═════ Materials provided

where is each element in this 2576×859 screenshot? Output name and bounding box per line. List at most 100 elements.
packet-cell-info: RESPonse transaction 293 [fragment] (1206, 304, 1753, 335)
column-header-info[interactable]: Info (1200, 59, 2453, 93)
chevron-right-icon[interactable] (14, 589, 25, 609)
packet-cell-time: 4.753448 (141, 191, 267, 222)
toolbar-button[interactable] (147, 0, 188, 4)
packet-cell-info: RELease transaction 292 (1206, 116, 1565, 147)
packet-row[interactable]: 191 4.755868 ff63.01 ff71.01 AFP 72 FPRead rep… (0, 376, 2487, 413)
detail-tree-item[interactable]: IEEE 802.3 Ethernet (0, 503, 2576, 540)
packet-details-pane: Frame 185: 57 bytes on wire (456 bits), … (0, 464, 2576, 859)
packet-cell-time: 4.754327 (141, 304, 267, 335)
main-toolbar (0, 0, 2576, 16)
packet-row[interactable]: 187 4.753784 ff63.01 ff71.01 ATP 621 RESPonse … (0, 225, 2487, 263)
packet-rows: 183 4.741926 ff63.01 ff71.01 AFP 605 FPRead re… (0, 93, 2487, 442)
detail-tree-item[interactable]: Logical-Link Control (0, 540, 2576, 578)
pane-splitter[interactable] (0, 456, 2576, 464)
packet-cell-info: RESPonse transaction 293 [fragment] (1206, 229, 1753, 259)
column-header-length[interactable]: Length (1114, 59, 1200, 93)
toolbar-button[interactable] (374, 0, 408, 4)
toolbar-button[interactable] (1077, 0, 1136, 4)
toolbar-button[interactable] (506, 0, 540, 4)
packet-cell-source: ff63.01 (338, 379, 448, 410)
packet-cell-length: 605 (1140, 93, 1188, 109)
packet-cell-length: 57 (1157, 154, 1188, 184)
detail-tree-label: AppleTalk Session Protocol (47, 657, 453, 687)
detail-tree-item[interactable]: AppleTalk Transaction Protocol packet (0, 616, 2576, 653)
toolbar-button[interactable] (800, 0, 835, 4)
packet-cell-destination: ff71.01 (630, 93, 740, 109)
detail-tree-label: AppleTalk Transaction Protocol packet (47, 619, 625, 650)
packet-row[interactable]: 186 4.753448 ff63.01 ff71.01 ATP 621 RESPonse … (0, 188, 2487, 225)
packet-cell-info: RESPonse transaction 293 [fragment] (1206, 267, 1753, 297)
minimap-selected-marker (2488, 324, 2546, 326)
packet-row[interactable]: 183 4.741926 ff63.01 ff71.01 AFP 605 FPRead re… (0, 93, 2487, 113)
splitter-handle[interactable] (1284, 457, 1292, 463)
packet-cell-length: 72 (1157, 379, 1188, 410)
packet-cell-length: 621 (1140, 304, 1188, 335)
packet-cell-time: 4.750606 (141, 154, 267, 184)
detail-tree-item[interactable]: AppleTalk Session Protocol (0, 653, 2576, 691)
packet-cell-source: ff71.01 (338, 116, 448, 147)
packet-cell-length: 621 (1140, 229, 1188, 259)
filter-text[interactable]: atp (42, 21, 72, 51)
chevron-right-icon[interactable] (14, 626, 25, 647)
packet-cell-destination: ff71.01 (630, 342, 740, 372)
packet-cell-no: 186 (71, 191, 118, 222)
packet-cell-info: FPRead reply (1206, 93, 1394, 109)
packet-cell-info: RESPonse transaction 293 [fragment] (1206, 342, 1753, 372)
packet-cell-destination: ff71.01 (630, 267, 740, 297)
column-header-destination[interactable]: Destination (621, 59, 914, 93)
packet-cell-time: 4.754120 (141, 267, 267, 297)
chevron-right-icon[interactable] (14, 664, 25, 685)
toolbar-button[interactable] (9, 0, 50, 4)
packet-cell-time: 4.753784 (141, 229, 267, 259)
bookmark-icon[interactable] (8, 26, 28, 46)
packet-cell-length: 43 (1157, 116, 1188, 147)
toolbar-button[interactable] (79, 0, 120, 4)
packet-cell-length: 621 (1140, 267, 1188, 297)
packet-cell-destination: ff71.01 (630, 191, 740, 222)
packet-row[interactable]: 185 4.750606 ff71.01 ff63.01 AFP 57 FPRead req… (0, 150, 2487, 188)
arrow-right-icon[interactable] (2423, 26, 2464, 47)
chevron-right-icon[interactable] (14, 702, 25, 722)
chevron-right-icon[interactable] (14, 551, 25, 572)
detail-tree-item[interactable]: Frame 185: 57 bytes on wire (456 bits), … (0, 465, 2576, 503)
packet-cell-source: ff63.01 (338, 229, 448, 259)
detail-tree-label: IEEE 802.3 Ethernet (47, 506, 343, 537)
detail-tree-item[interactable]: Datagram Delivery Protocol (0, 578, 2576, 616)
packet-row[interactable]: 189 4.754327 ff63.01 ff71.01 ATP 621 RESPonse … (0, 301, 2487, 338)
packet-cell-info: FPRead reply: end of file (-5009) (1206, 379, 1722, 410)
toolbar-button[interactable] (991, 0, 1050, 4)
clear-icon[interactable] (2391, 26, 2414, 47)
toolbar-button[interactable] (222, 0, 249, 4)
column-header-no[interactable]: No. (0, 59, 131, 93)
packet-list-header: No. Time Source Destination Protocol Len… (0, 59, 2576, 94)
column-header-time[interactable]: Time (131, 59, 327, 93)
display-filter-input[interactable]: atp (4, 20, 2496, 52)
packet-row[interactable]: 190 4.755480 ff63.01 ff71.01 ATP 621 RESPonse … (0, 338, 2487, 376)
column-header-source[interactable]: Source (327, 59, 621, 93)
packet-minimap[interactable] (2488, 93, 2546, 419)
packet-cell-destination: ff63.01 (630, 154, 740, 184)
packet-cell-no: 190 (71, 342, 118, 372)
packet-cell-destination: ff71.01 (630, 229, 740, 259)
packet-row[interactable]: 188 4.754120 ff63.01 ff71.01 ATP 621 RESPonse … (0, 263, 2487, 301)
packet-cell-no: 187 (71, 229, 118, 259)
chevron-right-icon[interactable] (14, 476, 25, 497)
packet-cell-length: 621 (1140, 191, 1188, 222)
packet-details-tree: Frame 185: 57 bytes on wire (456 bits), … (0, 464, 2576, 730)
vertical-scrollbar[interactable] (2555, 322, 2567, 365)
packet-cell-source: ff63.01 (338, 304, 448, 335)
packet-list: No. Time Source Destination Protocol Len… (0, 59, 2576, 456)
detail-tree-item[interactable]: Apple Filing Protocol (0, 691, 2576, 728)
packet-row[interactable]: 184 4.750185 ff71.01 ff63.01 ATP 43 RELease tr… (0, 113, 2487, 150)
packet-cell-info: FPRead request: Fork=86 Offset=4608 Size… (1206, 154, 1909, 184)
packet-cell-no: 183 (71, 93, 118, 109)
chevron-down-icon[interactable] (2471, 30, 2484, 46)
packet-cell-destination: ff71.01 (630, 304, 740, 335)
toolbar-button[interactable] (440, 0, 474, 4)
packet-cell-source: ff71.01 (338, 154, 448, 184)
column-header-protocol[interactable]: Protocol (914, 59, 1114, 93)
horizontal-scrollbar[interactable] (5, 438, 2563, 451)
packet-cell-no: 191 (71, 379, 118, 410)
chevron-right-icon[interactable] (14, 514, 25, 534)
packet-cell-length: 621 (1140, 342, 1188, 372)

══════════

Written request:
Pull out every line of the material above that contains the string "minimap". Uppercase and lowercase letters count as different.

Solution to this problem:
minimap-selected-marker (2488, 324, 2546, 326)
packet-minimap[interactable] (2488, 93, 2546, 419)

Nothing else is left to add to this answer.